• [Source data]:
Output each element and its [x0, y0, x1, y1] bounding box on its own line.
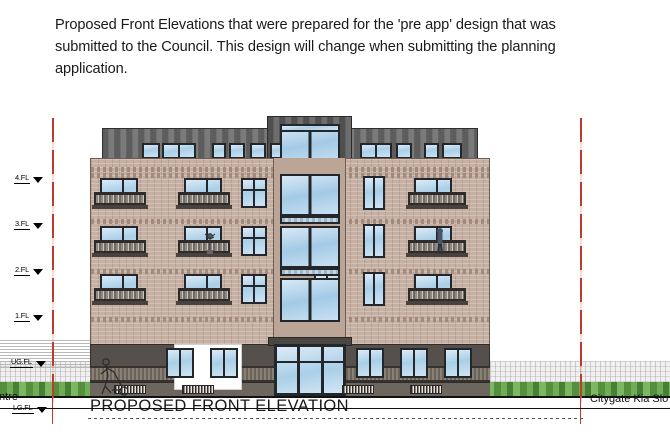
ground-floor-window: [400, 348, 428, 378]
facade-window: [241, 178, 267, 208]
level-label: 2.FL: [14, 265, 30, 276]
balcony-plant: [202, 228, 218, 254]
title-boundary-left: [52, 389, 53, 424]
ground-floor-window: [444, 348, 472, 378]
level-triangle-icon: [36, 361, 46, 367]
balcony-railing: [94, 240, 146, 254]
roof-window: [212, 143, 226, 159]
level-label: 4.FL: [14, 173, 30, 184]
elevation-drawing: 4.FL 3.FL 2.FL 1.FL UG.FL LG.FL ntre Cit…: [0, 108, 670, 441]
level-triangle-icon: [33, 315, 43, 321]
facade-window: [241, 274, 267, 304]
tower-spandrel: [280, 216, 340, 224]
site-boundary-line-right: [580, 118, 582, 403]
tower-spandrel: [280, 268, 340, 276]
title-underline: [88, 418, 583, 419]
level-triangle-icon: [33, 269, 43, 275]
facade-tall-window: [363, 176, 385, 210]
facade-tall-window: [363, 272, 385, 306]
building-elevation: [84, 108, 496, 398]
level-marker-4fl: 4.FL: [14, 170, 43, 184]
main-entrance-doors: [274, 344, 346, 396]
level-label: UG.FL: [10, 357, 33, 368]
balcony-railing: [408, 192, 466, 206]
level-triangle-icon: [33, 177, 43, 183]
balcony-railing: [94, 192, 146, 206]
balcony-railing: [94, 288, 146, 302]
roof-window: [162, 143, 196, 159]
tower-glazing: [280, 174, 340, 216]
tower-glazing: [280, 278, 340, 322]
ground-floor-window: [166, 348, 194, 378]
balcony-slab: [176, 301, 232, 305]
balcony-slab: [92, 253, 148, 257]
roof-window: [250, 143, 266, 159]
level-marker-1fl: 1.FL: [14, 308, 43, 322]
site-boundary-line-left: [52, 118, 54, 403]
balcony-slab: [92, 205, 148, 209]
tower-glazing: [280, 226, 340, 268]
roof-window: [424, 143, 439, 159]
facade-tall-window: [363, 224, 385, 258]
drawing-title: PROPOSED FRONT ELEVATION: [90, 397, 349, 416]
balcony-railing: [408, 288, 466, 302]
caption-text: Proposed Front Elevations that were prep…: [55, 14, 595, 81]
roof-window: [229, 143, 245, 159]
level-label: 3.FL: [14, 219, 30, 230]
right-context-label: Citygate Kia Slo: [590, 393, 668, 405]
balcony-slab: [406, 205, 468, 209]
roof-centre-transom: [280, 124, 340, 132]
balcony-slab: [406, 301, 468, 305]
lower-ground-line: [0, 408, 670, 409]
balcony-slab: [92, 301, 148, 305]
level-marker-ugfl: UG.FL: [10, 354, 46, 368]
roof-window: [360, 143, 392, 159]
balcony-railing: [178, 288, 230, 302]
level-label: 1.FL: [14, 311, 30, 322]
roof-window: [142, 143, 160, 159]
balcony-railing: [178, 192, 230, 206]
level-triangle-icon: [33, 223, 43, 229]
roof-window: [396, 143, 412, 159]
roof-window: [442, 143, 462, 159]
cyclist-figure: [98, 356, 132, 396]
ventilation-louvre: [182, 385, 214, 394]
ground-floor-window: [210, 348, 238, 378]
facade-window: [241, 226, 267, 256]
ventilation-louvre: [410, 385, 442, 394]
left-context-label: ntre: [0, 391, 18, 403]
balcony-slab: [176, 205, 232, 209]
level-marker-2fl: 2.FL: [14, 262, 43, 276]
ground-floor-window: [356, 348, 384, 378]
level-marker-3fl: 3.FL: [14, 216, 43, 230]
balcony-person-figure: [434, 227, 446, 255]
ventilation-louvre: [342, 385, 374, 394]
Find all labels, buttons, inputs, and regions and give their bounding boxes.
* * *
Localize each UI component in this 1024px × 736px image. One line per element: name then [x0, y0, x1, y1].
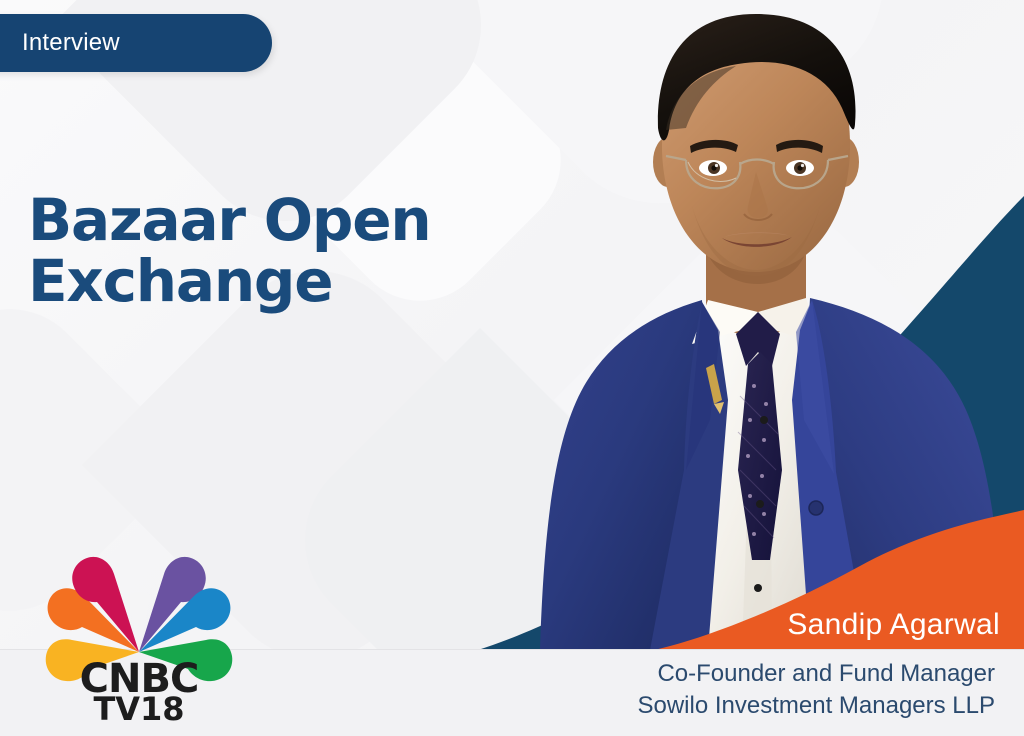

• [What needs to be done]:
Lay out the lines from the one containing "Output each element" up to and including the one containing "level-triangle-icon: [33, 315, 43, 321]" as a JSON list of strings, one string per line with blank lines skipped. Leave out the pictures.

• [Solved problem]:
[
  "Output each element and its [x0, y0, x1, y1] bounding box on its own line.",
  "ground-floor-window: [400, 348, 428, 378]",
  "facade-window: [241, 178, 267, 208]",
  "level-label: 2.FL: [14, 265, 30, 276]",
  "balcony-plant: [202, 228, 218, 254]",
  "title-boundary-left: [52, 389, 53, 424]",
  "ground-floor-window: [444, 348, 472, 378]",
  "level-triangle-icon: [36, 361, 46, 367]",
  "balcony-railing: [94, 240, 146, 254]",
  "roof-window: [212, 143, 226, 159]",
  "level-label: 4.FL: [14, 173, 30, 184]",
  "elevation-drawing: 4.FL 3.FL 2.FL 1.FL UG.FL LG.FL ntre Cit…: [0, 108, 670, 441]",
  "level-triangle-icon: [33, 315, 43, 321]"
]